**Stored records:**
§
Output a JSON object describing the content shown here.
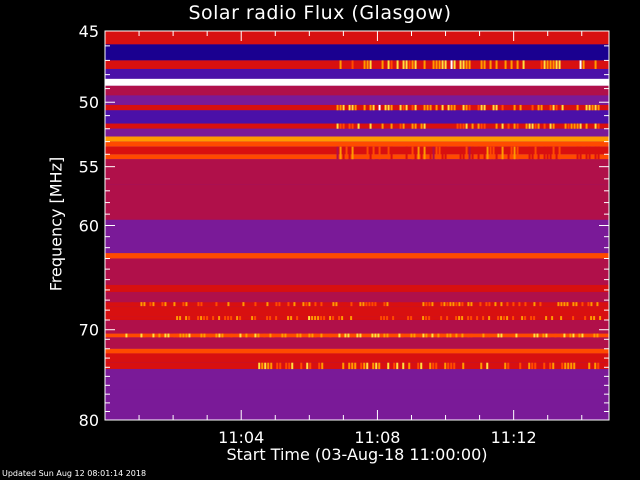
{
  "page": {
    "footer": "Updated Sun Aug 12 08:01:14 2018"
  },
  "chart_data": {
    "type": "heatmap",
    "title": "Solar radio Flux (Glasgow)",
    "xlabel": "Start Time (03-Aug-18 11:00:00)",
    "ylabel": "Frequency [MHz]",
    "x_unit": "minutes after 11:00:00",
    "xlim": [
      0,
      14.8
    ],
    "ylim": [
      45,
      80
    ],
    "y_scale": "log",
    "y_inverted": true,
    "xticks": [
      {
        "value": 4,
        "label": "11:04"
      },
      {
        "value": 8,
        "label": "11:08"
      },
      {
        "value": 12,
        "label": "11:12"
      }
    ],
    "yticks": [
      {
        "value": 45,
        "label": "45"
      },
      {
        "value": 50,
        "label": "50"
      },
      {
        "value": 55,
        "label": "55"
      },
      {
        "value": 60,
        "label": "60"
      },
      {
        "value": 70,
        "label": "70"
      },
      {
        "value": 80,
        "label": "80"
      }
    ],
    "colormap": [
      "#1a0090",
      "#4b10a8",
      "#7a1a98",
      "#b0104a",
      "#d81010",
      "#ff4a00",
      "#ff9a00",
      "#ffe040",
      "#ffffff"
    ],
    "bands": [
      {
        "from": 45.0,
        "to": 45.9,
        "level": 0.45
      },
      {
        "from": 45.9,
        "to": 47.0,
        "level": 0.05
      },
      {
        "from": 47.0,
        "to": 47.6,
        "level": 0.55
      },
      {
        "from": 47.6,
        "to": 48.3,
        "level": 0.08
      },
      {
        "from": 48.3,
        "to": 48.8,
        "level": 0.98
      },
      {
        "from": 48.8,
        "to": 49.5,
        "level": 0.35
      },
      {
        "from": 49.5,
        "to": 50.2,
        "level": 0.2
      },
      {
        "from": 50.2,
        "to": 50.6,
        "level": 0.55
      },
      {
        "from": 50.6,
        "to": 51.6,
        "level": 0.12
      },
      {
        "from": 51.6,
        "to": 52.0,
        "level": 0.5
      },
      {
        "from": 52.0,
        "to": 52.6,
        "level": 0.2
      },
      {
        "from": 52.6,
        "to": 53.0,
        "level": 0.8
      },
      {
        "from": 53.0,
        "to": 53.4,
        "level": 0.62
      },
      {
        "from": 53.4,
        "to": 54.0,
        "level": 0.45
      },
      {
        "from": 54.0,
        "to": 54.4,
        "level": 0.58
      },
      {
        "from": 54.4,
        "to": 56.5,
        "level": 0.42
      },
      {
        "from": 56.5,
        "to": 59.5,
        "level": 0.36
      },
      {
        "from": 59.5,
        "to": 62.5,
        "level": 0.3
      },
      {
        "from": 62.5,
        "to": 63.0,
        "level": 0.62
      },
      {
        "from": 63.0,
        "to": 65.5,
        "level": 0.33
      },
      {
        "from": 65.5,
        "to": 66.2,
        "level": 0.5
      },
      {
        "from": 66.2,
        "to": 67.2,
        "level": 0.4
      },
      {
        "from": 67.2,
        "to": 67.6,
        "level": 0.55
      },
      {
        "from": 67.6,
        "to": 68.6,
        "level": 0.45
      },
      {
        "from": 68.6,
        "to": 69.0,
        "level": 0.55
      },
      {
        "from": 69.0,
        "to": 70.4,
        "level": 0.4
      },
      {
        "from": 70.4,
        "to": 70.8,
        "level": 0.6
      },
      {
        "from": 70.8,
        "to": 72.0,
        "level": 0.38
      },
      {
        "from": 72.0,
        "to": 72.5,
        "level": 0.62
      },
      {
        "from": 72.5,
        "to": 73.5,
        "level": 0.5
      },
      {
        "from": 73.5,
        "to": 74.2,
        "level": 0.55
      },
      {
        "from": 74.2,
        "to": 76.5,
        "level": 0.3
      },
      {
        "from": 76.5,
        "to": 78.5,
        "level": 0.26
      },
      {
        "from": 78.5,
        "to": 80.0,
        "level": 0.22
      }
    ],
    "bursts": [
      {
        "from": 47.0,
        "to": 47.6,
        "x_start": 6.8,
        "x_end": 14.6,
        "level": 0.95
      },
      {
        "from": 50.2,
        "to": 50.6,
        "x_start": 6.8,
        "x_end": 14.6,
        "level": 0.95
      },
      {
        "from": 51.6,
        "to": 52.0,
        "x_start": 6.8,
        "x_end": 14.6,
        "level": 0.85
      },
      {
        "from": 53.4,
        "to": 54.4,
        "x_start": 6.8,
        "x_end": 14.6,
        "level": 0.72
      },
      {
        "from": 67.2,
        "to": 67.6,
        "x_start": 0.6,
        "x_end": 14.6,
        "level": 0.8
      },
      {
        "from": 68.6,
        "to": 69.0,
        "x_start": 2.0,
        "x_end": 14.6,
        "level": 0.82
      },
      {
        "from": 70.4,
        "to": 70.8,
        "x_start": 0.6,
        "x_end": 14.6,
        "level": 0.9
      },
      {
        "from": 73.5,
        "to": 74.2,
        "x_start": 4.5,
        "x_end": 14.6,
        "level": 0.88
      }
    ]
  }
}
§
**What to produce:**
Copy the material above exactly and drop the pictures.

**Full answer:**
Output a JSON object describing the content shown here.
{
  "page": {
    "footer": "Updated Sun Aug 12 08:01:14 2018"
  },
  "chart_data": {
    "type": "heatmap",
    "title": "Solar radio Flux (Glasgow)",
    "xlabel": "Start Time (03-Aug-18 11:00:00)",
    "ylabel": "Frequency [MHz]",
    "x_unit": "minutes after 11:00:00",
    "xlim": [
      0,
      14.8
    ],
    "ylim": [
      45,
      80
    ],
    "y_scale": "log",
    "y_inverted": true,
    "xticks": [
      {
        "value": 4,
        "label": "11:04"
      },
      {
        "value": 8,
        "label": "11:08"
      },
      {
        "value": 12,
        "label": "11:12"
      }
    ],
    "yticks": [
      {
        "value": 45,
        "label": "45"
      },
      {
        "value": 50,
        "label": "50"
      },
      {
        "value": 55,
        "label": "55"
      },
      {
        "value": 60,
        "label": "60"
      },
      {
        "value": 70,
        "label": "70"
      },
      {
        "value": 80,
        "label": "80"
      }
    ],
    "colormap": [
      "#1a0090",
      "#4b10a8",
      "#7a1a98",
      "#b0104a",
      "#d81010",
      "#ff4a00",
      "#ff9a00",
      "#ffe040",
      "#ffffff"
    ],
    "bands": [
      {
        "from": 45.0,
        "to": 45.9,
        "level": 0.45
      },
      {
        "from": 45.9,
        "to": 47.0,
        "level": 0.05
      },
      {
        "from": 47.0,
        "to": 47.6,
        "level": 0.55
      },
      {
        "from": 47.6,
        "to": 48.3,
        "level": 0.08
      },
      {
        "from": 48.3,
        "to": 48.8,
        "level": 0.98
      },
      {
        "from": 48.8,
        "to": 49.5,
        "level": 0.35
      },
      {
        "from": 49.5,
        "to": 50.2,
        "level": 0.2
      },
      {
        "from": 50.2,
        "to": 50.6,
        "level": 0.55
      },
      {
        "from": 50.6,
        "to": 51.6,
        "level": 0.12
      },
      {
        "from": 51.6,
        "to": 52.0,
        "level": 0.5
      },
      {
        "from": 52.0,
        "to": 52.6,
        "level": 0.2
      },
      {
        "from": 52.6,
        "to": 53.0,
        "level": 0.8
      },
      {
        "from": 53.0,
        "to": 53.4,
        "level": 0.62
      },
      {
        "from": 53.4,
        "to": 54.0,
        "level": 0.45
      },
      {
        "from": 54.0,
        "to": 54.4,
        "level": 0.58
      },
      {
        "from": 54.4,
        "to": 56.5,
        "level": 0.42
      },
      {
        "from": 56.5,
        "to": 59.5,
        "level": 0.36
      },
      {
        "from": 59.5,
        "to": 62.5,
        "level": 0.3
      },
      {
        "from": 62.5,
        "to": 63.0,
        "level": 0.62
      },
      {
        "from": 63.0,
        "to": 65.5,
        "level": 0.33
      },
      {
        "from": 65.5,
        "to": 66.2,
        "level": 0.5
      },
      {
        "from": 66.2,
        "to": 67.2,
        "level": 0.4
      },
      {
        "from": 67.2,
        "to": 67.6,
        "level": 0.55
      },
      {
        "from": 67.6,
        "to": 68.6,
        "level": 0.45
      },
      {
        "from": 68.6,
        "to": 69.0,
        "level": 0.55
      },
      {
        "from": 69.0,
        "to": 70.4,
        "level": 0.4
      },
      {
        "from": 70.4,
        "to": 70.8,
        "level": 0.6
      },
      {
        "from": 70.8,
        "to": 72.0,
        "level": 0.38
      },
      {
        "from": 72.0,
        "to": 72.5,
        "level": 0.62
      },
      {
        "from": 72.5,
        "to": 73.5,
        "level": 0.5
      },
      {
        "from": 73.5,
        "to": 74.2,
        "level": 0.55
      },
      {
        "from": 74.2,
        "to": 76.5,
        "level": 0.3
      },
      {
        "from": 76.5,
        "to": 78.5,
        "level": 0.26
      },
      {
        "from": 78.5,
        "to": 80.0,
        "level": 0.22
      }
    ],
    "bursts": [
      {
        "from": 47.0,
        "to": 47.6,
        "x_start": 6.8,
        "x_end": 14.6,
        "level": 0.95
      },
      {
        "from": 50.2,
        "to": 50.6,
        "x_start": 6.8,
        "x_end": 14.6,
        "level": 0.95
      },
      {
        "from": 51.6,
        "to": 52.0,
        "x_start": 6.8,
        "x_end": 14.6,
        "level": 0.85
      },
      {
        "from": 53.4,
        "to": 54.4,
        "x_start": 6.8,
        "x_end": 14.6,
        "level": 0.72
      },
      {
        "from": 67.2,
        "to": 67.6,
        "x_start": 0.6,
        "x_end": 14.6,
        "level": 0.8
      },
      {
        "from": 68.6,
        "to": 69.0,
        "x_start": 2.0,
        "x_end": 14.6,
        "level": 0.82
      },
      {
        "from": 70.4,
        "to": 70.8,
        "x_start": 0.6,
        "x_end": 14.6,
        "level": 0.9
      },
      {
        "from": 73.5,
        "to": 74.2,
        "x_start": 4.5,
        "x_end": 14.6,
        "level": 0.88
      }
    ]
  }
}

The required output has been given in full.